* begin *
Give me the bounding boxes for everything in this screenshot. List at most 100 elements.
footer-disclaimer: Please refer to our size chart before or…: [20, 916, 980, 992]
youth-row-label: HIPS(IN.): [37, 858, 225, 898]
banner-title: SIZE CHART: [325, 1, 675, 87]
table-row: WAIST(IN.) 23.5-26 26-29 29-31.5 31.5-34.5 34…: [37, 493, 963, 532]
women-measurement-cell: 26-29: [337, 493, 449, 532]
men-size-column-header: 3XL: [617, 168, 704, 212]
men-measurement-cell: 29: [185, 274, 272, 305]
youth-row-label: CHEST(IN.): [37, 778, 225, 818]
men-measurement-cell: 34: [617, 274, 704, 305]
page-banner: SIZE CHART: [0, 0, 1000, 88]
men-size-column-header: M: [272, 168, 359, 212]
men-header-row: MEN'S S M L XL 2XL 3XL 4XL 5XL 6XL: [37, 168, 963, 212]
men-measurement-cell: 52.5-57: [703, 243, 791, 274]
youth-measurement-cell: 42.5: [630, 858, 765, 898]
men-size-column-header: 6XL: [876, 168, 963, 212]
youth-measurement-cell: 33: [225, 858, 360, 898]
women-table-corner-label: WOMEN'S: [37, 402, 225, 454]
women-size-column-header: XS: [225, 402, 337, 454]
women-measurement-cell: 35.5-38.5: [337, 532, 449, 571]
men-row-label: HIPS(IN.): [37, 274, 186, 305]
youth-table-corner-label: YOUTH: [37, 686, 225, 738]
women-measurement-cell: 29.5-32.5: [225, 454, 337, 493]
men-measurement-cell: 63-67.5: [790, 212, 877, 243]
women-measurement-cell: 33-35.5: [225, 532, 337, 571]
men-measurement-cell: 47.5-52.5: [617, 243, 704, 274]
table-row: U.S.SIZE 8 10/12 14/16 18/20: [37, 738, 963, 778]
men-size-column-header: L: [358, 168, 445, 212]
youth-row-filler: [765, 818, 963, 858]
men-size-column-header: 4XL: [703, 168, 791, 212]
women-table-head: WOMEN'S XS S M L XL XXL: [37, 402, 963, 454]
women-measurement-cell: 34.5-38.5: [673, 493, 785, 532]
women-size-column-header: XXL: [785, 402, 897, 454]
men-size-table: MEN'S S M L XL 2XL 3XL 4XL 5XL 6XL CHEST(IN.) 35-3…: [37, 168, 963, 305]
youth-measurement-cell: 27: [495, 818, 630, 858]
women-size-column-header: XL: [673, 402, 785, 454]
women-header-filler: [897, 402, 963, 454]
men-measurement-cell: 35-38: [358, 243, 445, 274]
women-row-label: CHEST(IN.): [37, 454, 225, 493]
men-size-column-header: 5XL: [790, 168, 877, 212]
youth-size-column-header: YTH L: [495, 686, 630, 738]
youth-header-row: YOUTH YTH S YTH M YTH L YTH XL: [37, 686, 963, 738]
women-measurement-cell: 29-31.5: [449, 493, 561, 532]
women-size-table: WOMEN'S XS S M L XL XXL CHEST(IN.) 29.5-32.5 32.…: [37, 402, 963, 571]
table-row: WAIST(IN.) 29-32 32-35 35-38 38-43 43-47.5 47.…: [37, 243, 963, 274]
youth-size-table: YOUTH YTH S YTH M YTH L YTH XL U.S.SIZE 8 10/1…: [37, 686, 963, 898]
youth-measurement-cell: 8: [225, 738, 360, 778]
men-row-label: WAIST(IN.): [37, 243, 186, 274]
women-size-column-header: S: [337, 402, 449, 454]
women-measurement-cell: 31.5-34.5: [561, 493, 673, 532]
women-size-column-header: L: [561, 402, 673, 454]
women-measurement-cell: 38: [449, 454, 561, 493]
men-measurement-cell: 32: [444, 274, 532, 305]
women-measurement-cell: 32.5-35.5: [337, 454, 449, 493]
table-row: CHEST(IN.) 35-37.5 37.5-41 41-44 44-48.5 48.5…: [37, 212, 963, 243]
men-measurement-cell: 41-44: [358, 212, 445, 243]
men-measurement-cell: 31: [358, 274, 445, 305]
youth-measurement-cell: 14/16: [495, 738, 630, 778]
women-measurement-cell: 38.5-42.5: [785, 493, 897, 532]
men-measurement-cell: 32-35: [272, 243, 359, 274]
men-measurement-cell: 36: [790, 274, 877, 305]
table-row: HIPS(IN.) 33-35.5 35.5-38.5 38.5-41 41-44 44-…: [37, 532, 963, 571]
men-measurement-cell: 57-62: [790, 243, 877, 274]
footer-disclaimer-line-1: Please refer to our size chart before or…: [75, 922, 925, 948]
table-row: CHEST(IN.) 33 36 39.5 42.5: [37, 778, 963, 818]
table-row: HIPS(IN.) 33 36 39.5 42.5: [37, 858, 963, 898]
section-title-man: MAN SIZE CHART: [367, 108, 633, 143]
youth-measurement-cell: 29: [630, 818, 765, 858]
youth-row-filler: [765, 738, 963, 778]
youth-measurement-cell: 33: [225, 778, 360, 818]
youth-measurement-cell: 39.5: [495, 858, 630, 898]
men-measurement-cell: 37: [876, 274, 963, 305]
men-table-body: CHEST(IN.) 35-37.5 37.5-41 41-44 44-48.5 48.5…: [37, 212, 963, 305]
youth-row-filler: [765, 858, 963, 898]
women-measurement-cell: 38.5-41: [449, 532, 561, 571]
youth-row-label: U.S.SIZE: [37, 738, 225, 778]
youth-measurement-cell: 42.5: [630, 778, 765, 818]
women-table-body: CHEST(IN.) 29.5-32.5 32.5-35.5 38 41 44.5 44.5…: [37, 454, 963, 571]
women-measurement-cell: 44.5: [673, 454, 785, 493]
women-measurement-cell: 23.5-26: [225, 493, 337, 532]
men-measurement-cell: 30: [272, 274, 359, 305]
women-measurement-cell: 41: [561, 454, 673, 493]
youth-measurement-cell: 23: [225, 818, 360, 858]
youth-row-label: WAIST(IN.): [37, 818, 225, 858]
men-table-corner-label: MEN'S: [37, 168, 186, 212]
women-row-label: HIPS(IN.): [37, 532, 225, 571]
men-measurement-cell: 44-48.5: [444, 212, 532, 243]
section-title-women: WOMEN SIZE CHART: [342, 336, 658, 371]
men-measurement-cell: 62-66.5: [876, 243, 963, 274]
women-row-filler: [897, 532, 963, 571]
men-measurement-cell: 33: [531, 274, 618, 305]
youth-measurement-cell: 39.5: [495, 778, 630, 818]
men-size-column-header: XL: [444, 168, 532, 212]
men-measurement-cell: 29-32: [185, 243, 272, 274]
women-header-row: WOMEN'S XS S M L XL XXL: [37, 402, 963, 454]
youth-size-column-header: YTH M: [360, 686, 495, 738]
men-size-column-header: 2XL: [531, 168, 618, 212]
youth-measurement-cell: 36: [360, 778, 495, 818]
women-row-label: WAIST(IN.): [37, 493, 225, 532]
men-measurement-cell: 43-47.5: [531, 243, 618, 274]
* end *
▸ WHAT YOU ARE ASKED TO DO
Rewrite the records from the start through the line that contains "men-size-column-header: 3XL: [617, 168, 704, 212]", replacing "HIPS(IN.)" with "HIP(IN.)" and leaving everything else the same.

▸ COMPLETE OUTPUT
Give me the bounding boxes for everything in this screenshot. List at most 100 elements.
footer-disclaimer: Please refer to our size chart before or…: [20, 916, 980, 992]
youth-row-label: HIP(IN.): [37, 858, 225, 898]
banner-title: SIZE CHART: [325, 1, 675, 87]
table-row: WAIST(IN.) 23.5-26 26-29 29-31.5 31.5-34.5 34…: [37, 493, 963, 532]
women-measurement-cell: 26-29: [337, 493, 449, 532]
men-size-column-header: 3XL: [617, 168, 704, 212]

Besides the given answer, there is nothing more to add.